A block of data:
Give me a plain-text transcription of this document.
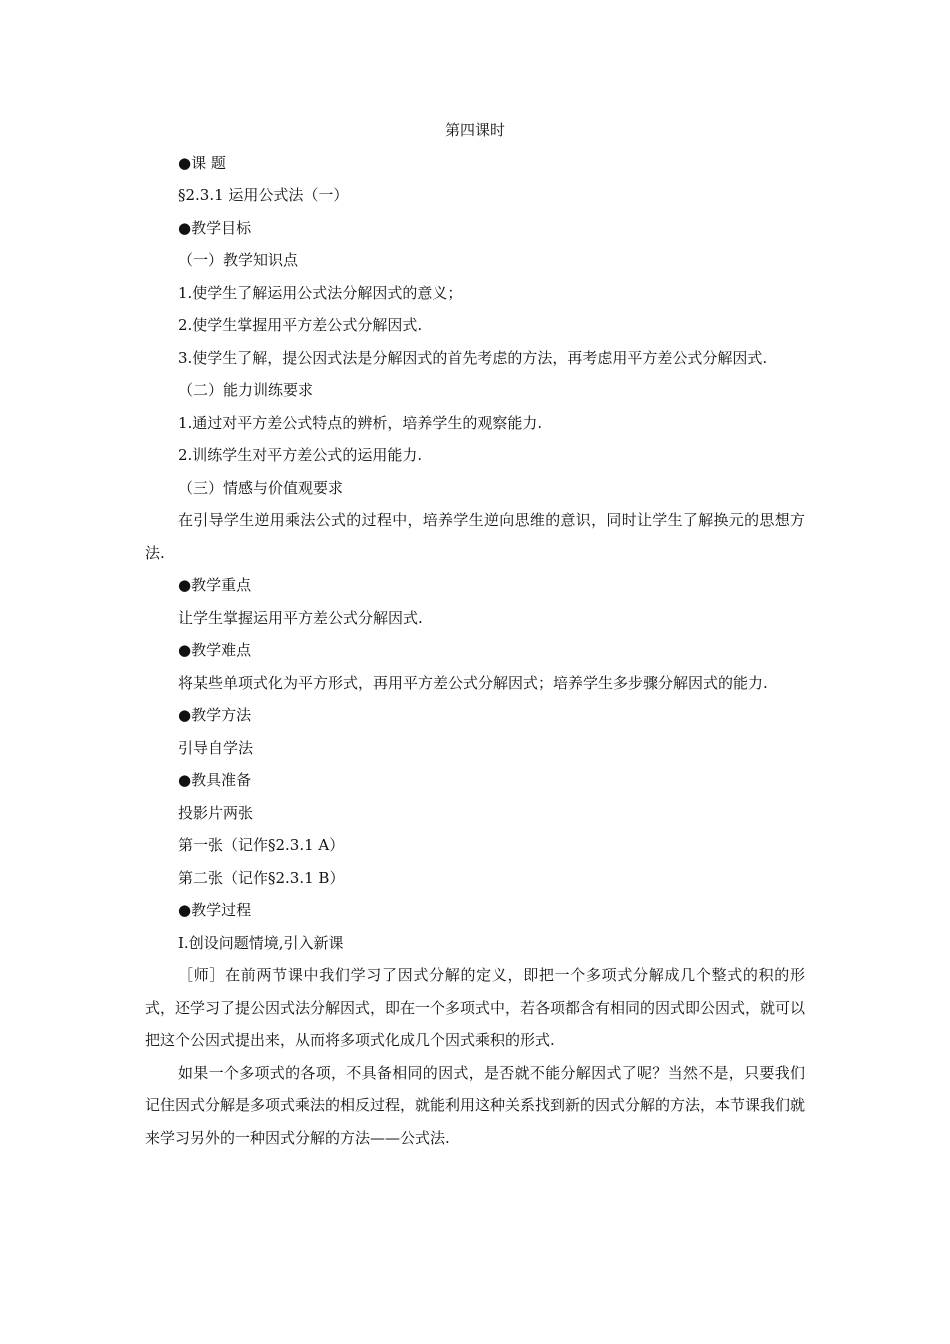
第四课时

●课 题

§2.3.1 运用公式法（一）

●教学目标

（一）教学知识点

1.使学生了解运用公式法分解因式的意义；

2.使学生掌握用平方差公式分解因式.

3.使学生了解，提公因式法是分解因式的首先考虑的方法，再考虑用平方差公式分解因式.

（二）能力训练要求

1.通过对平方差公式特点的辨析，培养学生的观察能力.

2.训练学生对平方差公式的运用能力.

（三）情感与价值观要求

在引导学生逆用乘法公式的过程中，培养学生逆向思维的意识，同时让学生了解换元的思想方法.

●教学重点

让学生掌握运用平方差公式分解因式.

●教学难点

将某些单项式化为平方形式，再用平方差公式分解因式；培养学生多步骤分解因式的能力.

●教学方法

引导自学法

●教具准备

投影片两张

第一张（记作§2.3.1 A）

第二张（记作§2.3.1 B）

●教学过程

Ⅰ.创设问题情境,引入新课

［师］在前两节课中我们学习了因式分解的定义，即把一个多项式分解成几个整式的积的形式，还学习了提公因式法分解因式，即在一个多项式中，若各项都含有相同的因式即公因式，就可以把这个公因式提出来，从而将多项式化成几个因式乘积的形式.

如果一个多项式的各项，不具备相同的因式，是否就不能分解因式了呢？当然不是，只要我们记住因式分解是多项式乘法的相反过程，就能利用这种关系找到新的因式分解的方法，本节课我们就来学习另外的一种因式分解的方法——公式法.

▶ [Work to complete]
Copy out all the records exactly, excluding pictures.

▶ [Written solution]
Give me a plain-text transcription of this document.
第四课时

●课 题

§2.3.1 运用公式法（一）

●教学目标

（一）教学知识点

1.使学生了解运用公式法分解因式的意义；

2.使学生掌握用平方差公式分解因式.

3.使学生了解，提公因式法是分解因式的首先考虑的方法，再考虑用平方差公式分解因式.

（二）能力训练要求

1.通过对平方差公式特点的辨析，培养学生的观察能力.

2.训练学生对平方差公式的运用能力.

（三）情感与价值观要求

在引导学生逆用乘法公式的过程中，培养学生逆向思维的意识，同时让学生了解换元的思想方法.

●教学重点

让学生掌握运用平方差公式分解因式.

●教学难点

将某些单项式化为平方形式，再用平方差公式分解因式；培养学生多步骤分解因式的能力.

●教学方法

引导自学法

●教具准备

投影片两张

第一张（记作§2.3.1 A）

第二张（记作§2.3.1 B）

●教学过程

Ⅰ.创设问题情境,引入新课

［师］在前两节课中我们学习了因式分解的定义，即把一个多项式分解成几个整式的积的形式，还学习了提公因式法分解因式，即在一个多项式中，若各项都含有相同的因式即公因式，就可以把这个公因式提出来，从而将多项式化成几个因式乘积的形式.

如果一个多项式的各项，不具备相同的因式，是否就不能分解因式了呢？当然不是，只要我们记住因式分解是多项式乘法的相反过程，就能利用这种关系找到新的因式分解的方法，本节课我们就来学习另外的一种因式分解的方法——公式法.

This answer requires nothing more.